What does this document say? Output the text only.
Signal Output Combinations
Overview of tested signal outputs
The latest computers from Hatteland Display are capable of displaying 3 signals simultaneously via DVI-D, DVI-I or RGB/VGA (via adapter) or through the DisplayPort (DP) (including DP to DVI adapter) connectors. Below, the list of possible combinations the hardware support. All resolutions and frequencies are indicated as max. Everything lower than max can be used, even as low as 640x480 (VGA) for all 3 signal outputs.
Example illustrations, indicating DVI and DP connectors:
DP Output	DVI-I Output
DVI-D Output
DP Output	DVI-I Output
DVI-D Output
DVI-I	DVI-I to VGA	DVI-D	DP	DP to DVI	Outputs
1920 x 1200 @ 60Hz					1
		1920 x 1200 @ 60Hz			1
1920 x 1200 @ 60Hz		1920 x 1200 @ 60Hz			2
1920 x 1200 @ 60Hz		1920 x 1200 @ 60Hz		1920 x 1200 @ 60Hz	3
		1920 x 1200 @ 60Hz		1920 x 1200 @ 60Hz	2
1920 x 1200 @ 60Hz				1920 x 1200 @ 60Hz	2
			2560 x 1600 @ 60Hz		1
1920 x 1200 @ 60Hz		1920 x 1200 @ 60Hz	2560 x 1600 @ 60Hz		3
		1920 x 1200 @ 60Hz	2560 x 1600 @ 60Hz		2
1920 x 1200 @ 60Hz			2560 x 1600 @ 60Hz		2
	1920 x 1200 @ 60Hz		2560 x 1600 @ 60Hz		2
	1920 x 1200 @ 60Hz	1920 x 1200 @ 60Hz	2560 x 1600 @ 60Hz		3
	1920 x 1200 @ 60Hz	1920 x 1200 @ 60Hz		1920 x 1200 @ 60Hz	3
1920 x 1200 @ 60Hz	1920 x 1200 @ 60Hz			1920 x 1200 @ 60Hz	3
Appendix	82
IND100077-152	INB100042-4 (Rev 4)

● Exercise: Output the entries exactly.

● Exercise result:
What does this document say? Output the text only.
Signal Output Combinations
Overview of tested signal outputs
The latest computers from Hatteland Display are capable of displaying 3 signals simultaneously via DVI-D, DVI-I or RGB/VGA (via adapter) or through the DisplayPort (DP) (including DP to DVI adapter) connectors. Below, the list of possible combinations the hardware support. All resolutions and frequencies are indicated as max. Everything lower than max can be used, even as low as 640x480 (VGA) for all 3 signal outputs.
Example illustrations, indicating DVI and DP connectors:
DP Output	DVI-I Output
DVI-D Output
DP Output	DVI-I Output
DVI-D Output
DVI-I	DVI-I to VGA	DVI-D	DP	DP to DVI	Outputs
1920 x 1200 @ 60Hz					1
		1920 x 1200 @ 60Hz			1
1920 x 1200 @ 60Hz		1920 x 1200 @ 60Hz			2
1920 x 1200 @ 60Hz		1920 x 1200 @ 60Hz		1920 x 1200 @ 60Hz	3
		1920 x 1200 @ 60Hz		1920 x 1200 @ 60Hz	2
1920 x 1200 @ 60Hz				1920 x 1200 @ 60Hz	2
			2560 x 1600 @ 60Hz		1
1920 x 1200 @ 60Hz		1920 x 1200 @ 60Hz	2560 x 1600 @ 60Hz		3
		1920 x 1200 @ 60Hz	2560 x 1600 @ 60Hz		2
1920 x 1200 @ 60Hz			2560 x 1600 @ 60Hz		2
	1920 x 1200 @ 60Hz		2560 x 1600 @ 60Hz		2
	1920 x 1200 @ 60Hz	1920 x 1200 @ 60Hz	2560 x 1600 @ 60Hz		3
	1920 x 1200 @ 60Hz	1920 x 1200 @ 60Hz		1920 x 1200 @ 60Hz	3
1920 x 1200 @ 60Hz	1920 x 1200 @ 60Hz			1920 x 1200 @ 60Hz	3
Appendix	82
IND100077-152	INB100042-4 (Rev 4)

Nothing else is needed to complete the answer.